### AIM OF THE TASK
Your job is to copy every record exactly.

### TASK MATERIAL
━━━━━━━━━━━━━━━━━━━━━━━━━━━━━━
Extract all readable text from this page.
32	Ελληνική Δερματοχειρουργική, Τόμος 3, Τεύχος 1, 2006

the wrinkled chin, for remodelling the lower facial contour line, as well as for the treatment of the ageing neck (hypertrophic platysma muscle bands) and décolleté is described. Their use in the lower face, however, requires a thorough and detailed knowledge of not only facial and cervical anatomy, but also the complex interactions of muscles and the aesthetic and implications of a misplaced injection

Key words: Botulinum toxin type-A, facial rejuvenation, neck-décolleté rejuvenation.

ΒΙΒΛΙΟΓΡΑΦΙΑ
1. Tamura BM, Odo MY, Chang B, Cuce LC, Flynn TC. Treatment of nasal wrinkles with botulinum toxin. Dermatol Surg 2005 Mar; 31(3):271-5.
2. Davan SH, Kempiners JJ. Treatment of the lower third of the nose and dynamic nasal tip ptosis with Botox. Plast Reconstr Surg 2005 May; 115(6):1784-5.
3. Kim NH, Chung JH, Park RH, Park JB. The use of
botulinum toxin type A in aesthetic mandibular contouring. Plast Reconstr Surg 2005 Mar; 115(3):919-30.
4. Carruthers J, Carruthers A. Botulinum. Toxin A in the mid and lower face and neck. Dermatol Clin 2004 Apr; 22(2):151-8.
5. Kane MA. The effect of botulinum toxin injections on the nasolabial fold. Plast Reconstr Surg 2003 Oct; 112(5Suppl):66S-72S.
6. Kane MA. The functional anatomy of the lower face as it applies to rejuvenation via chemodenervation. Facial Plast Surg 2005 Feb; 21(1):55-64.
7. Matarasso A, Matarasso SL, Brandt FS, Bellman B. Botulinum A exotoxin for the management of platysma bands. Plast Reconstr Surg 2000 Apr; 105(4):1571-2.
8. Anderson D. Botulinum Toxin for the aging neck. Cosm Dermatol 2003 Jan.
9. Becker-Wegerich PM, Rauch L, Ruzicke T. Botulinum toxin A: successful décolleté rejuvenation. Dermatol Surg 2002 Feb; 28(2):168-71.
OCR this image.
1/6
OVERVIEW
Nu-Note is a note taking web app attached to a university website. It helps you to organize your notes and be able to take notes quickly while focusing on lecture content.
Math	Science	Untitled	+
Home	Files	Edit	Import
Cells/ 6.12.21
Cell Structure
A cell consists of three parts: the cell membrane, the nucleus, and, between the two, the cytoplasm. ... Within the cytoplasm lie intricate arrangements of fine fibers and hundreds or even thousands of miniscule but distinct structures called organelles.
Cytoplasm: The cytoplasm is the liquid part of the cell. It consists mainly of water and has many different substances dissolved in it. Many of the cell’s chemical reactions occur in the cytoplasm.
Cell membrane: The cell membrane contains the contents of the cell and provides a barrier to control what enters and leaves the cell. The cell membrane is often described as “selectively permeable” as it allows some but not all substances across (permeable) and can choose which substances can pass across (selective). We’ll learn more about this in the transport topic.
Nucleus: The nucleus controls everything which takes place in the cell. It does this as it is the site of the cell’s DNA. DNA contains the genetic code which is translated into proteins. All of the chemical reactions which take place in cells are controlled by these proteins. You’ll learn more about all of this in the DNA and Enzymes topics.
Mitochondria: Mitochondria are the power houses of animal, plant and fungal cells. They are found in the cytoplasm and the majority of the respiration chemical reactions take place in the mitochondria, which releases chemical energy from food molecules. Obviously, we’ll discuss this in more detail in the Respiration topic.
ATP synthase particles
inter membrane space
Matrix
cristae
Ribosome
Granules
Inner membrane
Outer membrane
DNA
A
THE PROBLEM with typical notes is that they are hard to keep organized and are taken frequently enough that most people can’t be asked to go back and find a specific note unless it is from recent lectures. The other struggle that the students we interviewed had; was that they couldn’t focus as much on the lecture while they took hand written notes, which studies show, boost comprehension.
━━━━━━━━━━━━━━━━━━━━━━━━━━━━━━
### ANSWER FOR THIS EXERCISE
Extract all readable text from this page.
32	Ελληνική Δερματοχειρουργική, Τόμος 3, Τεύχος 1, 2006

the wrinkled chin, for remodelling the lower facial contour line, as well as for the treatment of the ageing neck (hypertrophic platysma muscle bands) and décolleté is described. Their use in the lower face, however, requires a thorough and detailed knowledge of not only facial and cervical anatomy, but also the complex interactions of muscles and the aesthetic and implications of a misplaced injection

Key words: Botulinum toxin type-A, facial rejuvenation, neck-décolleté rejuvenation.

ΒΙΒΛΙΟΓΡΑΦΙΑ
1. Tamura BM, Odo MY, Chang B, Cuce LC, Flynn TC. Treatment of nasal wrinkles with botulinum toxin. Dermatol Surg 2005 Mar; 31(3):271-5.
2. Davan SH, Kempiners JJ. Treatment of the lower third of the nose and dynamic nasal tip ptosis with Botox. Plast Reconstr Surg 2005 May; 115(6):1784-5.
3. Kim NH, Chung JH, Park RH, Park JB. The use of
botulinum toxin type A in aesthetic mandibular contouring. Plast Reconstr Surg 2005 Mar; 115(3):919-30.
4. Carruthers J, Carruthers A. Botulinum. Toxin A in the mid and lower face and neck. Dermatol Clin 2004 Apr; 22(2):151-8.
5. Kane MA. The effect of botulinum toxin injections on the nasolabial fold. Plast Reconstr Surg 2003 Oct; 112(5Suppl):66S-72S.
6. Kane MA. The functional anatomy of the lower face as it applies to rejuvenation via chemodenervation. Facial Plast Surg 2005 Feb; 21(1):55-64.
7. Matarasso A, Matarasso SL, Brandt FS, Bellman B. Botulinum A exotoxin for the management of platysma bands. Plast Reconstr Surg 2000 Apr; 105(4):1571-2.
8. Anderson D. Botulinum Toxin for the aging neck. Cosm Dermatol 2003 Jan.
9. Becker-Wegerich PM, Rauch L, Ruzicke T. Botulinum toxin A: successful décolleté rejuvenation. Dermatol Surg 2002 Feb; 28(2):168-71.
OCR this image.
1/6
OVERVIEW
Nu-Note is a note taking web app attached to a university website. It helps you to organize your notes and be able to take notes quickly while focusing on lecture content.
Math	Science	Untitled	+
Home	Files	Edit	Import
Cells/ 6.12.21
Cell Structure
A cell consists of three parts: the cell membrane, the nucleus, and, between the two, the cytoplasm. ... Within the cytoplasm lie intricate arrangements of fine fibers and hundreds or even thousands of miniscule but distinct structures called organelles.
Cytoplasm: The cytoplasm is the liquid part of the cell. It consists mainly of water and has many different substances dissolved in it. Many of the cell’s chemical reactions occur in the cytoplasm.
Cell membrane: The cell membrane contains the contents of the cell and provides a barrier to control what enters and leaves the cell. The cell membrane is often described as “selectively permeable” as it allows some but not all substances across (permeable) and can choose which substances can pass across (selective). We’ll learn more about this in the transport topic.
Nucleus: The nucleus controls everything which takes place in the cell. It does this as it is the site of the cell’s DNA. DNA contains the genetic code which is translated into proteins. All of the chemical reactions which take place in cells are controlled by these proteins. You’ll learn more about all of this in the DNA and Enzymes topics.
Mitochondria: Mitochondria are the power houses of animal, plant and fungal cells. They are found in the cytoplasm and the majority of the respiration chemical reactions take place in the mitochondria, which releases chemical energy from food molecules. Obviously, we’ll discuss this in more detail in the Respiration topic.
ATP synthase particles
inter membrane space
Matrix
cristae
Ribosome
Granules
Inner membrane
Outer membrane
DNA
A
THE PROBLEM with typical notes is that they are hard to keep organized and are taken frequently enough that most people can’t be asked to go back and find a specific note unless it is from recent lectures. The other struggle that the students we interviewed had; was that they couldn’t focus as much on the lecture while they took hand written notes, which studies show, boost comprehension.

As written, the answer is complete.